▶ GIVEN PROBLEM: Repeat each entry exactly and drop the pictures.

▶ STORED ROWS:
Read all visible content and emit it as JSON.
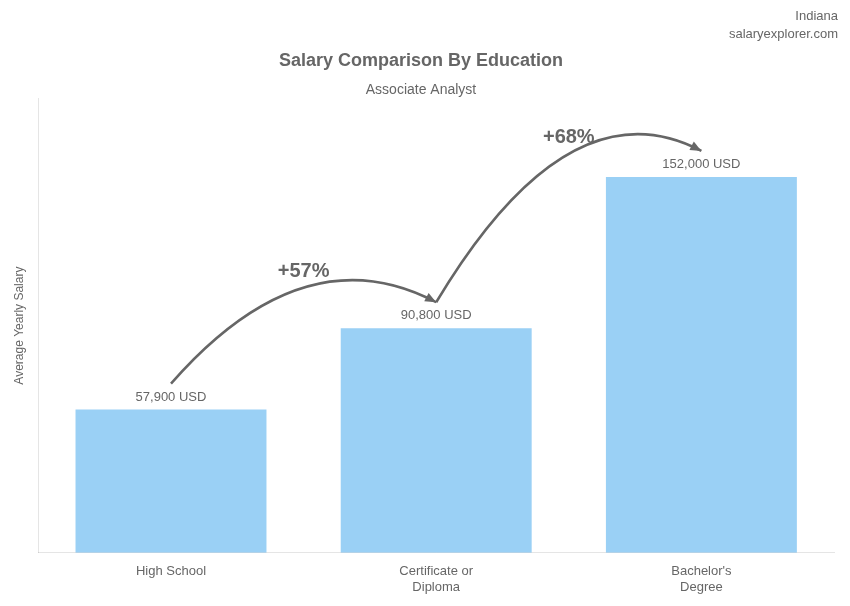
{
  "chart_data": {
    "type": "bar",
    "title": "Salary Comparison By Education",
    "subtitle": "Associate Analyst",
    "categories": [
      "High School",
      "Certificate or\nDiploma",
      "Bachelor's\nDegree"
    ],
    "values": [
      57900,
      90800,
      152000
    ],
    "value_labels": [
      "57,900 USD",
      "90,800 USD",
      "152,000 USD"
    ],
    "data_labels": true,
    "ylabel": "Average Yearly Salary",
    "ylim": [
      0,
      183750
    ],
    "tick_labels": "x",
    "grid": false,
    "annotations": [
      {
        "text": "Indiana"
      },
      {
        "text": "salaryexplorer.com"
      },
      {
        "text": "+57%",
        "from": "High School",
        "to": "Certificate or\nDiploma"
      },
      {
        "text": "+68%",
        "from": "Certificate or\nDiploma",
        "to": "Bachelor's\nDegree"
      }
    ]
  }
}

▶ FULL ANSWER:
Read all visible content and emit it as JSON.
{
  "chart_data": {
    "type": "bar",
    "title": "Salary Comparison By Education",
    "subtitle": "Associate Analyst",
    "categories": [
      "High School",
      "Certificate or\nDiploma",
      "Bachelor's\nDegree"
    ],
    "values": [
      57900,
      90800,
      152000
    ],
    "value_labels": [
      "57,900 USD",
      "90,800 USD",
      "152,000 USD"
    ],
    "data_labels": true,
    "ylabel": "Average Yearly Salary",
    "ylim": [
      0,
      183750
    ],
    "tick_labels": "x",
    "grid": false,
    "annotations": [
      {
        "text": "Indiana"
      },
      {
        "text": "salaryexplorer.com"
      },
      {
        "text": "+57%",
        "from": "High School",
        "to": "Certificate or\nDiploma"
      },
      {
        "text": "+68%",
        "from": "Certificate or\nDiploma",
        "to": "Bachelor's\nDegree"
      }
    ]
  }
}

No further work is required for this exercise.